→ Your objective: Reproduce every entry that follows word for word, but omit the images.

>> Start Records for the task

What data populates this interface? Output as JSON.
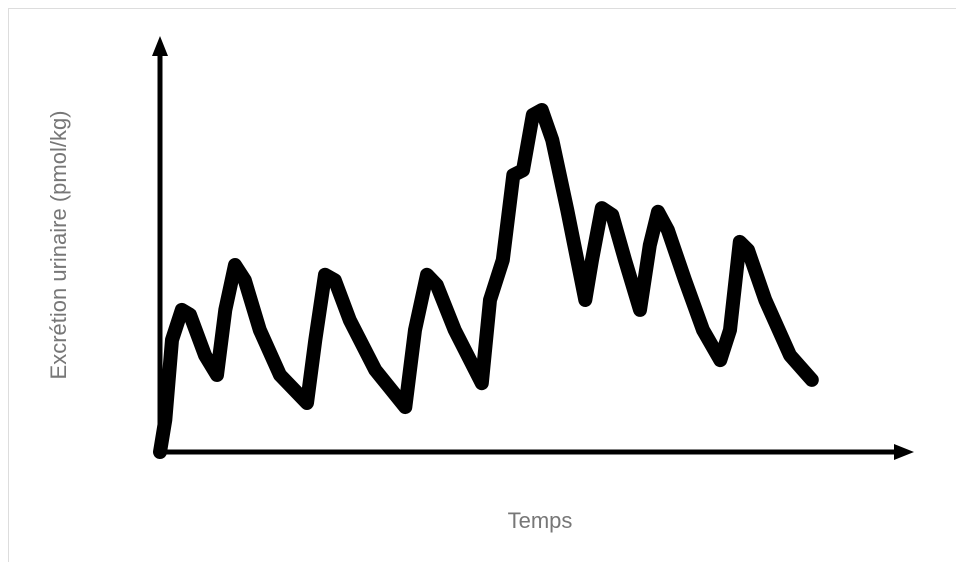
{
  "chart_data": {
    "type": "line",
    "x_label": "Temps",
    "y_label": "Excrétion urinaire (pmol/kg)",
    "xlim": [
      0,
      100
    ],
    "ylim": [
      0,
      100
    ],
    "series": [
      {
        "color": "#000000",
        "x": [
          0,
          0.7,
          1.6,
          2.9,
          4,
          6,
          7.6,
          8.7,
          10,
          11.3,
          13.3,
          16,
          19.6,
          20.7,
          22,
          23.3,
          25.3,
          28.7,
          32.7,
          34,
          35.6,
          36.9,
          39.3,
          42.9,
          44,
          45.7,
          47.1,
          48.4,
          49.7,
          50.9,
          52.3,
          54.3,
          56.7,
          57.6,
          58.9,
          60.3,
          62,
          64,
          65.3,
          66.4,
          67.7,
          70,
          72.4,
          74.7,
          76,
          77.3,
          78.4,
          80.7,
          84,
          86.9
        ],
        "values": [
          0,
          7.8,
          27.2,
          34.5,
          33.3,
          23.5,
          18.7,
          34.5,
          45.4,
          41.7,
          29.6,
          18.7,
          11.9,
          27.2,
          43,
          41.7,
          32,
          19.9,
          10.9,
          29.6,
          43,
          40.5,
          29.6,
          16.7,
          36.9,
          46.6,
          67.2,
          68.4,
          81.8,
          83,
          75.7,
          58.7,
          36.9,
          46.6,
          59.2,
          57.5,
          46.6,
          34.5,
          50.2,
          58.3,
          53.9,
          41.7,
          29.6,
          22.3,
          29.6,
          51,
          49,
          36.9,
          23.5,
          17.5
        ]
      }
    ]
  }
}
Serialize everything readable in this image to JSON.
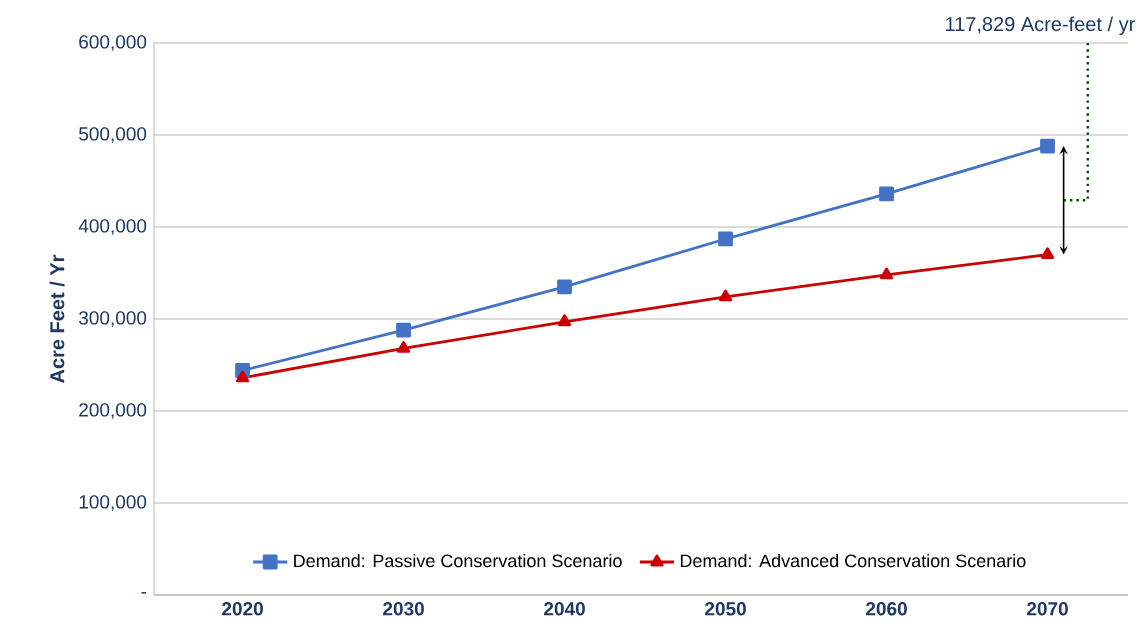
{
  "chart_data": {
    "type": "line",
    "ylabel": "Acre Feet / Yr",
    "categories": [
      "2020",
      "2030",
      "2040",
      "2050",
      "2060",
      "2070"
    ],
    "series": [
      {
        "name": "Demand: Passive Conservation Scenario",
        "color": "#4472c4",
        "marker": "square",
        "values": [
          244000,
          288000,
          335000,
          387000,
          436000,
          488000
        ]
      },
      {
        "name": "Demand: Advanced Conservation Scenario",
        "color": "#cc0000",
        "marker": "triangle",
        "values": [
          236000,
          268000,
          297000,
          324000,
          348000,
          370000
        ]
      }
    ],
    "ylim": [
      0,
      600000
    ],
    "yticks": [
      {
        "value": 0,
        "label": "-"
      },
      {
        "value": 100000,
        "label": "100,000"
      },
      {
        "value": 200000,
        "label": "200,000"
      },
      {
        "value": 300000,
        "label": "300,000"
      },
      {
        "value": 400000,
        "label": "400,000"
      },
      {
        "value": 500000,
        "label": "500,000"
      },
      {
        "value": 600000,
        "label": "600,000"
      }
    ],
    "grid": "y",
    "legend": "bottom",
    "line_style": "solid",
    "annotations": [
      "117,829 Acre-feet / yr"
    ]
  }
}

>> End Records for the task

→ Completed task:
What data populates this interface? Output as JSON.
{
  "chart_data": {
    "type": "line",
    "x_label": "Temps",
    "y_label": "Excrétion urinaire (pmol/kg)",
    "xlim": [
      0,
      100
    ],
    "ylim": [
      0,
      100
    ],
    "series": [
      {
        "color": "#000000",
        "x": [
          0,
          0.7,
          1.6,
          2.9,
          4,
          6,
          7.6,
          8.7,
          10,
          11.3,
          13.3,
          16,
          19.6,
          20.7,
          22,
          23.3,
          25.3,
          28.7,
          32.7,
          34,
          35.6,
          36.9,
          39.3,
          42.9,
          44,
          45.7,
          47.1,
          48.4,
          49.7,
          50.9,
          52.3,
          54.3,
          56.7,
          57.6,
          58.9,
          60.3,
          62,
          64,
          65.3,
          66.4,
          67.7,
          70,
          72.4,
          74.7,
          76,
          77.3,
          78.4,
          80.7,
          84,
          86.9
        ],
        "values": [
          0,
          7.8,
          27.2,
          34.5,
          33.3,
          23.5,
          18.7,
          34.5,
          45.4,
          41.7,
          29.6,
          18.7,
          11.9,
          27.2,
          43,
          41.7,
          32,
          19.9,
          10.9,
          29.6,
          43,
          40.5,
          29.6,
          16.7,
          36.9,
          46.6,
          67.2,
          68.4,
          81.8,
          83,
          75.7,
          58.7,
          36.9,
          46.6,
          59.2,
          57.5,
          46.6,
          34.5,
          50.2,
          58.3,
          53.9,
          41.7,
          29.6,
          22.3,
          29.6,
          51,
          49,
          36.9,
          23.5,
          17.5
        ]
      }
    ]
  }
}
Serialize everything readable in this image to JSON.
{
  "chart_data": {
    "type": "line",
    "ylabel": "Acre Feet / Yr",
    "categories": [
      "2020",
      "2030",
      "2040",
      "2050",
      "2060",
      "2070"
    ],
    "series": [
      {
        "name": "Demand: Passive Conservation Scenario",
        "color": "#4472c4",
        "marker": "square",
        "values": [
          244000,
          288000,
          335000,
          387000,
          436000,
          488000
        ]
      },
      {
        "name": "Demand: Advanced Conservation Scenario",
        "color": "#cc0000",
        "marker": "triangle",
        "values": [
          236000,
          268000,
          297000,
          324000,
          348000,
          370000
        ]
      }
    ],
    "ylim": [
      0,
      600000
    ],
    "yticks": [
      {
        "value": 0,
        "label": "-"
      },
      {
        "value": 100000,
        "label": "100,000"
      },
      {
        "value": 200000,
        "label": "200,000"
      },
      {
        "value": 300000,
        "label": "300,000"
      },
      {
        "value": 400000,
        "label": "400,000"
      },
      {
        "value": 500000,
        "label": "500,000"
      },
      {
        "value": 600000,
        "label": "600,000"
      }
    ],
    "grid": "y",
    "legend": "bottom",
    "line_style": "solid",
    "annotations": [
      "117,829 Acre-feet / yr"
    ]
  }
}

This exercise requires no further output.